[Saved entries]
+++
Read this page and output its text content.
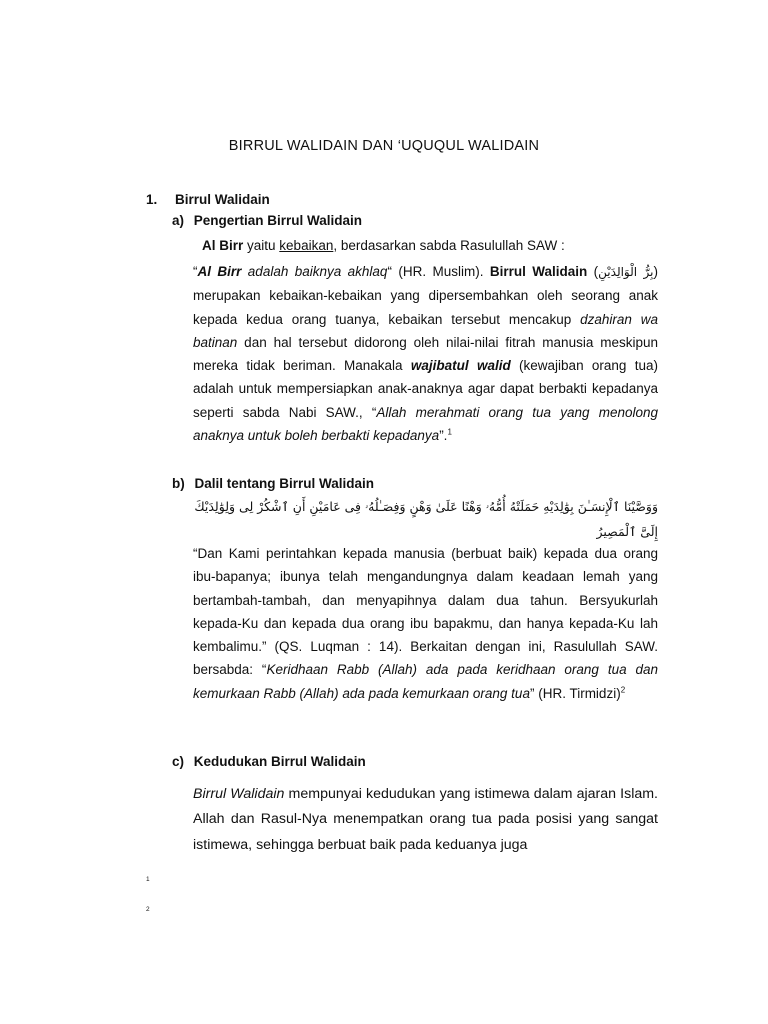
BIRRUL WALIDAIN DAN ‘UQUQUL WALIDAIN
1. Birrul Walidain
a) Pengertian Birrul Walidain
Al Birr yaitu kebaikan, berdasarkan sabda Rasulullah SAW :
“Al Birr adalah baiknya akhlaq“ (HR. Muslim). Birrul Walidain (الْوَالِدَيْنِ بِرُّ) merupakan kebaikan-kebaikan yang dipersembahkan oleh seorang anak kepada kedua orang tuanya, kebaikan tersebut mencakup dzahiran wa batinan dan hal tersebut didorong oleh nilai-nilai fitrah manusia meskipun mereka tidak beriman. Manakala wajibatul walid (kewajiban orang tua) adalah untuk mempersiapkan anak-anaknya agar dapat berbakti kepadanya seperti sabda Nabi SAW., “Allah merahmati orang tua yang menolong anaknya untuk boleh berbakti kepadanya”.$^1$
b) Dalil tentang Birrul Walidain
وَوَصَّيْنَا ٱلْإِنسَـٰنَ بِوَٰلِدَيْهِ حَمَلَتْهُ أُمُّهُۥ وَهْنًا عَلَىٰ وَهْنٍ وَفِصَـٰلُهُۥ فِى عَامَيْنِ أَنِ ٱشْكُرْ لِى وَلِوَٰلِدَيْكَ إِلَىَّ ٱلْمَصِيرُ
“Dan Kami perintahkan kepada manusia (berbuat baik) kepada dua orang ibu-bapanya; ibunya telah mengandungnya dalam keadaan lemah yang bertambah-tambah, dan menyapihnya dalam dua tahun. Bersyukurlah kepada-Ku dan kepada dua orang ibu bapakmu, dan hanya kepada-Ku lah kembalimu.” (QS. Luqman : 14). Berkaitan dengan ini, Rasulullah SAW. bersabda: “Keridhaan Rabb (Allah) ada pada keridhaan orang tua dan kemurkaan Rabb (Allah) ada pada kemurkaan orang tua” (HR. Tirmidzi)$^2$
c) Kedudukan Birrul Walidain
Birrul Walidain mempunyai kedudukan yang istimewa dalam ajaran Islam. Allah dan Rasul-Nya menempatkan orang tua pada posisi yang sangat istimewa, sehingga berbuat baik pada keduanya juga
1
2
+++
* Short exercise
Show every line of the listing in which the string "Rasulullah" can be found.

* Result
Al Birr yaitu kebaikan, berdasarkan sabda Rasulullah SAW :
“Dan Kami perintahkan kepada manusia (berbuat baik) kepada dua orang ibu-bapanya; ibunya telah mengandungnya dalam keadaan lemah yang bertambah-tambah, dan menyapihnya dalam dua tahun. Bersyukurlah kepada-Ku dan kepada dua orang ibu bapakmu, dan hanya kepada-Ku lah kembalimu.” (QS. Luqman : 14). Berkaitan dengan ini, Rasulullah SAW. bersabda: “Keridhaan Rabb (Allah) ada pada keridhaan orang tua dan kemurkaan Rabb (Allah) ada pada kemurkaan orang tua” (HR. Tirmidzi)$^2$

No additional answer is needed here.